• [GIVEN PROBLEM]
Identify all lines in the listing that include the word "biomass", and copy them out.
[Begin]
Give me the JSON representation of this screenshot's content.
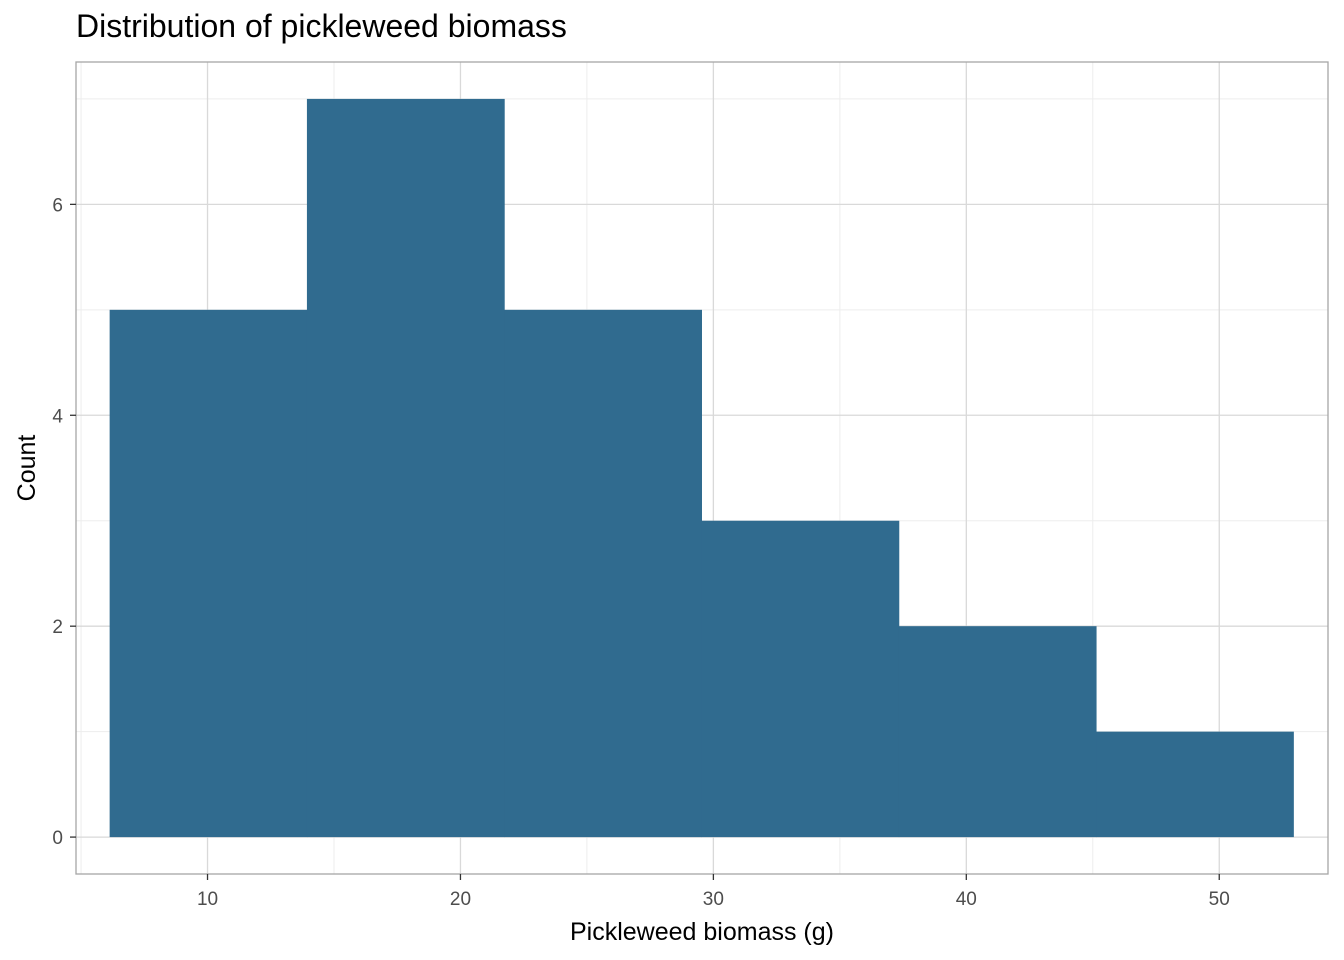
{
  "chart_data": {
    "type": "bar",
    "title": "Distribution of pickleweed biomass",
    "xlabel": "Pickleweed biomass (g)",
    "ylabel": "Count",
    "bins": [
      {
        "x0": 6.13,
        "x1": 13.93,
        "count": 5
      },
      {
        "x0": 13.93,
        "x1": 21.73,
        "count": 7
      },
      {
        "x0": 21.73,
        "x1": 29.53,
        "count": 5
      },
      {
        "x0": 29.53,
        "x1": 37.33,
        "count": 3
      },
      {
        "x0": 37.33,
        "x1": 45.13,
        "count": 2
      },
      {
        "x0": 45.13,
        "x1": 52.93,
        "count": 1
      }
    ],
    "xlim": [
      4.8,
      54.3
    ],
    "ylim": [
      -0.35,
      7.35
    ],
    "x_ticks": [
      10,
      20,
      30,
      40,
      50
    ],
    "x_tick_labels": [
      "10",
      "20",
      "30",
      "40",
      "50"
    ],
    "y_ticks": [
      0,
      2,
      4,
      6
    ],
    "y_tick_labels": [
      "0",
      "2",
      "4",
      "6"
    ],
    "grid": true,
    "colors": {
      "bar": "#306b8f",
      "grid_major": "#d9d9d9",
      "grid_minor": "#ededed",
      "panel_border": "#a6a6a6"
    }
  }
}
[End]
• [THE RESPONSE]
    "title": "Distribution of pickleweed biomass",
    "xlabel": "Pickleweed biomass (g)",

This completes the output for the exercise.